● **The task**: In the material below, the lines containing the word "content" are required; copy each of them.

— BEGIN Stored data —

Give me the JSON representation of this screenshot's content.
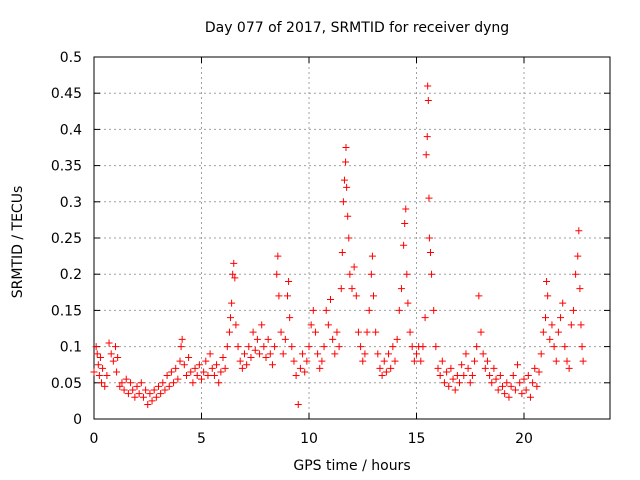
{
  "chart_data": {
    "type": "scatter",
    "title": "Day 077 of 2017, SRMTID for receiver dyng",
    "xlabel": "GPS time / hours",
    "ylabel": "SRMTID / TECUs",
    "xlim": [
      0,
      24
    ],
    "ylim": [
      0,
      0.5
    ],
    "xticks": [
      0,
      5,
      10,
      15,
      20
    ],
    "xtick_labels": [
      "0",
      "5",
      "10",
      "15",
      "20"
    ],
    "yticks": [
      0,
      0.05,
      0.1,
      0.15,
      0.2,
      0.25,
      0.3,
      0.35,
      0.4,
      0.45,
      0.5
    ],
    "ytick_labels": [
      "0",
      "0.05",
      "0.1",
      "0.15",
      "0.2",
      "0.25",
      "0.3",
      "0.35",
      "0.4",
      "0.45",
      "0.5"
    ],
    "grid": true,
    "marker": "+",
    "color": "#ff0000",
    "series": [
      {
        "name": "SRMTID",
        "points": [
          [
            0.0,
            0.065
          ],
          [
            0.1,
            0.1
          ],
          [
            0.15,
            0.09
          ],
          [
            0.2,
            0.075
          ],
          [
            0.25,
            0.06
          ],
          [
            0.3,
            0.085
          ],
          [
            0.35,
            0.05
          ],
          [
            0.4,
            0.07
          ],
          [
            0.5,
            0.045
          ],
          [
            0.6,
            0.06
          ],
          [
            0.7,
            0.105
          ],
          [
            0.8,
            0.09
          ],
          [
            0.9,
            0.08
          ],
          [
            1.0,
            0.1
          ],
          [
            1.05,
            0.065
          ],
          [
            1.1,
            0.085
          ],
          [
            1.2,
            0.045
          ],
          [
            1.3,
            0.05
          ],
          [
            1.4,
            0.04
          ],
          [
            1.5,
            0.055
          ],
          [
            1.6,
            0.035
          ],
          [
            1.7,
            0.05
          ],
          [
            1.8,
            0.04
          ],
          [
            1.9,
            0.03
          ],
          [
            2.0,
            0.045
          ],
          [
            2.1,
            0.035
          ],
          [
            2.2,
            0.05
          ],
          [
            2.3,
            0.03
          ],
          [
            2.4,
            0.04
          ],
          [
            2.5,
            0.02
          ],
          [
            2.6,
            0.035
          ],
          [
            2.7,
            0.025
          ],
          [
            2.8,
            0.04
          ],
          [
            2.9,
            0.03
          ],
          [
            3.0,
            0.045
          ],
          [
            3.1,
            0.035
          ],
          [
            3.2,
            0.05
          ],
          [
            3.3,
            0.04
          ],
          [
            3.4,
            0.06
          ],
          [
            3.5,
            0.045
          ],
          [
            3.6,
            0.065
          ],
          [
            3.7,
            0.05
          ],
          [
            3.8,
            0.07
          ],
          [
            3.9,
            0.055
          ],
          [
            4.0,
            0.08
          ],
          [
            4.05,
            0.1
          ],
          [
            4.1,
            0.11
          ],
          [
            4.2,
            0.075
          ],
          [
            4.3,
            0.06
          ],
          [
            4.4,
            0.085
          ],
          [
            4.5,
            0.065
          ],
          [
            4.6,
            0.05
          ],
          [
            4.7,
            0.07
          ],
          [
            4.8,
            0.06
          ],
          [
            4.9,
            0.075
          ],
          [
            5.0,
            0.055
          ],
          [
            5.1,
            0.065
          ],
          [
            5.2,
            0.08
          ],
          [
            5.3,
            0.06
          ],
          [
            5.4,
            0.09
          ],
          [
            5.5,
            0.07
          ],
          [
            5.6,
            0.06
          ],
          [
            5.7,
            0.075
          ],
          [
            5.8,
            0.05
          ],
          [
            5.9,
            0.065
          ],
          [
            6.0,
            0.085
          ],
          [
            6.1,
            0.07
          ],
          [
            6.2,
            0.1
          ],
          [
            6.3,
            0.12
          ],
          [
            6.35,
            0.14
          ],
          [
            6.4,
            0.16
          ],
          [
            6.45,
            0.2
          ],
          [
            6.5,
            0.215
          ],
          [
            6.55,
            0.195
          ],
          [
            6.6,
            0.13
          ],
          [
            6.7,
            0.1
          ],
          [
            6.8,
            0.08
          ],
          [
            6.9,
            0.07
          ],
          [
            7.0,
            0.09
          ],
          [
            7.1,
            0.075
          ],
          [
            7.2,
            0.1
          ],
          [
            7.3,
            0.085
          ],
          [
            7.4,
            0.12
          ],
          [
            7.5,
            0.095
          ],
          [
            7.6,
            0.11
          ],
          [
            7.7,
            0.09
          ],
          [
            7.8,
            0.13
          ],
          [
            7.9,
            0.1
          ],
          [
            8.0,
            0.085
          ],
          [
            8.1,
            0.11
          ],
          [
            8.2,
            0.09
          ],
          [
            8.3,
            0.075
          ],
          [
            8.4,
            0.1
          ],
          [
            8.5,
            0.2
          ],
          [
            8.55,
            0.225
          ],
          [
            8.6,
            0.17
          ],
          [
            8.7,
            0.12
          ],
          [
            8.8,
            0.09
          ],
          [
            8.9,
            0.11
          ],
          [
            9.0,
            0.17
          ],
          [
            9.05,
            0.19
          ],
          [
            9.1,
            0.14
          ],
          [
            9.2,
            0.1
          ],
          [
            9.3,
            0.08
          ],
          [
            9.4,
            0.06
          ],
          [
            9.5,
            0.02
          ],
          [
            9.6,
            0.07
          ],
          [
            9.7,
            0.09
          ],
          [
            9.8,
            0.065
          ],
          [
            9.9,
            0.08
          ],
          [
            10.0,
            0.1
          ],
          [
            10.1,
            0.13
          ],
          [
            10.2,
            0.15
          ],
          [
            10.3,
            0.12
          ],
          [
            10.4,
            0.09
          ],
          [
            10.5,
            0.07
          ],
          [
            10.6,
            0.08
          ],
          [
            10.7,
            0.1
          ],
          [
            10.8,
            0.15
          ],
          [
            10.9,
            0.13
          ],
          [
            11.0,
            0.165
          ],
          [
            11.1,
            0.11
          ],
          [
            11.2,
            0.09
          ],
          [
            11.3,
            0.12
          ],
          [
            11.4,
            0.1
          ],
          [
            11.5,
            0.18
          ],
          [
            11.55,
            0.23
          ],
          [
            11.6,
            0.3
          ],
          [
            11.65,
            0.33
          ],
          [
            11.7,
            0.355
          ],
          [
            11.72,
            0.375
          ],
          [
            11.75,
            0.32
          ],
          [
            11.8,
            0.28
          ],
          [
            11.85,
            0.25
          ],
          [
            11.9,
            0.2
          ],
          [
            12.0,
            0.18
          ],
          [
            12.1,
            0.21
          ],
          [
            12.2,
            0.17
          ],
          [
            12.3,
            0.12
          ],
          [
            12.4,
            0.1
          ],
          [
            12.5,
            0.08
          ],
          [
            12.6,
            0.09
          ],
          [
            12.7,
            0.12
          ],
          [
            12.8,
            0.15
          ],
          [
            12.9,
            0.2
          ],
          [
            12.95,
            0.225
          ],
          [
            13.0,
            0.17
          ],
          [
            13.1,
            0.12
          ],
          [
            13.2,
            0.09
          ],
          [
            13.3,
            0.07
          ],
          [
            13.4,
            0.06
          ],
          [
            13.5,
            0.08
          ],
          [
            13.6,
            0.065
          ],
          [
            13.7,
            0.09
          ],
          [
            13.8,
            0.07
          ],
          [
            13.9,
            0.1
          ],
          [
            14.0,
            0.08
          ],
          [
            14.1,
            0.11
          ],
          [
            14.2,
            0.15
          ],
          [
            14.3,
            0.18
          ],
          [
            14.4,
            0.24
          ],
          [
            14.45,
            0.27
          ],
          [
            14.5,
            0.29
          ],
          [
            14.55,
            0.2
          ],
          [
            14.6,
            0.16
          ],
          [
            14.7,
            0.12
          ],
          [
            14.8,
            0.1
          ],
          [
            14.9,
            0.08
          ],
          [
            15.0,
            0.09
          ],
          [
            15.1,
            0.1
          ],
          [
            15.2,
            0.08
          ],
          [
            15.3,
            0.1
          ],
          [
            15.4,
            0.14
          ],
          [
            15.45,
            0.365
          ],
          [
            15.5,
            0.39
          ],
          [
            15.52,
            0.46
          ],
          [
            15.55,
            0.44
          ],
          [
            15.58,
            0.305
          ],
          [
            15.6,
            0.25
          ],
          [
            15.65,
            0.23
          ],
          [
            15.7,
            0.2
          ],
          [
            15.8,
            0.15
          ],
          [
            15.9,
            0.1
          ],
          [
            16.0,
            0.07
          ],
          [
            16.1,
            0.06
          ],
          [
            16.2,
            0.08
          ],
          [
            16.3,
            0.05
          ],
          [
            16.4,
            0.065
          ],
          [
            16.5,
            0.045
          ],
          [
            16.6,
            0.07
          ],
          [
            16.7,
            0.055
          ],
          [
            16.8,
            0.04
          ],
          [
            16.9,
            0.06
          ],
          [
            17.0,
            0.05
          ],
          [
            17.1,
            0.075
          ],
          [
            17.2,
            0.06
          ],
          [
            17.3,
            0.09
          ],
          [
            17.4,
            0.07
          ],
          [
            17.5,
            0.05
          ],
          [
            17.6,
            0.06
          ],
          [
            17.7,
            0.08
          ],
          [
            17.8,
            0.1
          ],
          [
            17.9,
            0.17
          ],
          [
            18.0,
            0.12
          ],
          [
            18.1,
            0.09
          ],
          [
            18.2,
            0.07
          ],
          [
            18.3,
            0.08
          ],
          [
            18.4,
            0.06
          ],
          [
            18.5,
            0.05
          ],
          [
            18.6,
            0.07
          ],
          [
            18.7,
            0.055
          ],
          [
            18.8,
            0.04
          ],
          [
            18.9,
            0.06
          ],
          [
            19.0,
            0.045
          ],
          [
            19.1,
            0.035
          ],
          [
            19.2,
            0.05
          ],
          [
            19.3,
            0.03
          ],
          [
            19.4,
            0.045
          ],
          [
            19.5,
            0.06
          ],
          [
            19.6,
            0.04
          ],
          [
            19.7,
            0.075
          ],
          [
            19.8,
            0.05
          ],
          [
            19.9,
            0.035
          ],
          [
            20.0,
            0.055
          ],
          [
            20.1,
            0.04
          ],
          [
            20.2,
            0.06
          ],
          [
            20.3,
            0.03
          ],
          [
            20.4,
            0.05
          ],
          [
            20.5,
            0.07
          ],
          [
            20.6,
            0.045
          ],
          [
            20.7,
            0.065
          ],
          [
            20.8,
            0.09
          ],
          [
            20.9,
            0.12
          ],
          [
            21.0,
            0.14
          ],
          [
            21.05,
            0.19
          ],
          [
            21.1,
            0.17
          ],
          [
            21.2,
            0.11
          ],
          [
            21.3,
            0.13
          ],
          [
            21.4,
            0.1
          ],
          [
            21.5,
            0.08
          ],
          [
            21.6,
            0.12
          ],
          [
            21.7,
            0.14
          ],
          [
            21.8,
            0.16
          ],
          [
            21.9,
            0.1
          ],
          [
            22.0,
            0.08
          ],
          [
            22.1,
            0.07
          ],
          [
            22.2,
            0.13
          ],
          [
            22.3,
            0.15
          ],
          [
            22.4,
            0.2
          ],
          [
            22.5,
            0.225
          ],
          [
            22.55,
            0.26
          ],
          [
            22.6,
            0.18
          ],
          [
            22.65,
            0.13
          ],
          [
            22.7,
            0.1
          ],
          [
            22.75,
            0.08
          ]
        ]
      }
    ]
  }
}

— END Stored data —
— BEGIN Stored data —

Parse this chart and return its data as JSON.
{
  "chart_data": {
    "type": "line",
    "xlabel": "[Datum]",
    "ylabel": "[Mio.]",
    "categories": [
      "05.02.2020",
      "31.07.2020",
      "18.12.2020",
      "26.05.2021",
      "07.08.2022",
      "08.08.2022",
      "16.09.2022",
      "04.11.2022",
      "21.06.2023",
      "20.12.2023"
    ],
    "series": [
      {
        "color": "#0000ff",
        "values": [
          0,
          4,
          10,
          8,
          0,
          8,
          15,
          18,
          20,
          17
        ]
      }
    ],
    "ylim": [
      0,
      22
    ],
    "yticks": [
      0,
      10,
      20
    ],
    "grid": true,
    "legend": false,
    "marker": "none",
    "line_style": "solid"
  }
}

— END Stored data —
— BEGIN Stored data —

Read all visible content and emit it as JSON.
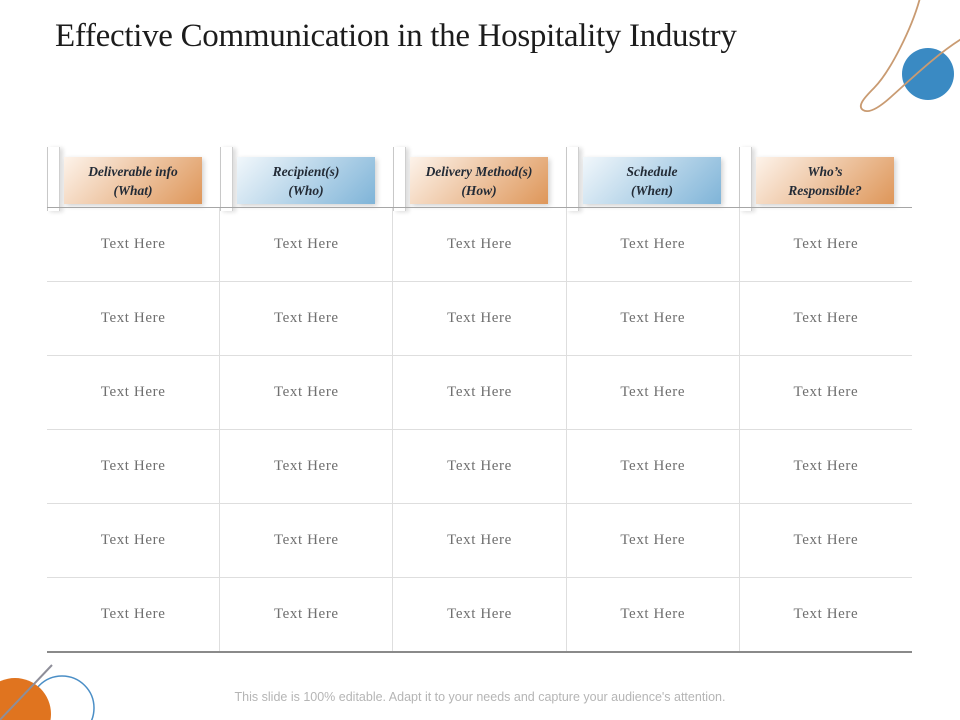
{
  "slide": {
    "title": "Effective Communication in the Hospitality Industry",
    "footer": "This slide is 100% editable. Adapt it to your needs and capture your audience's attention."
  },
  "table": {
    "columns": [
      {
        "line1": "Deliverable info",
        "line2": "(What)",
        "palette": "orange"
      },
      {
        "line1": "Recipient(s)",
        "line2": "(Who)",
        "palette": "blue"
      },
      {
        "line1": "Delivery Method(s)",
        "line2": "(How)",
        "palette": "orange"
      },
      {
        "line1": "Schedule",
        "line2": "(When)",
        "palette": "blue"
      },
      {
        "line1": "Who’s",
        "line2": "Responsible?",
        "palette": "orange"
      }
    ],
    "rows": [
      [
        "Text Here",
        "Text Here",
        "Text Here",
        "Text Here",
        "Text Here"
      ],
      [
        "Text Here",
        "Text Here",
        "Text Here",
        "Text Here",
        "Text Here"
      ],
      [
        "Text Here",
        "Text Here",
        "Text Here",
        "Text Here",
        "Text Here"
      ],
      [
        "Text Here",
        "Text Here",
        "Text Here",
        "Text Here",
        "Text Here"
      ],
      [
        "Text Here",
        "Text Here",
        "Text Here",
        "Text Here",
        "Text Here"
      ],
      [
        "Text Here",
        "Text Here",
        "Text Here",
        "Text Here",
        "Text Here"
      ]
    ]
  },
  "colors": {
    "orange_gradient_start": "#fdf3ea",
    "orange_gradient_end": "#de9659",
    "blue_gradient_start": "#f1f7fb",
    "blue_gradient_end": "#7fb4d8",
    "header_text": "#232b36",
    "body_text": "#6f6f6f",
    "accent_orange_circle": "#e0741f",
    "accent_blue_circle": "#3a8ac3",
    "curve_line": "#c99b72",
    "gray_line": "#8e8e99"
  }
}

— END Stored data —

● **Exercise answer**:
Give me the JSON representation of this screenshot's content.
Read all visible content and emit it as JSON.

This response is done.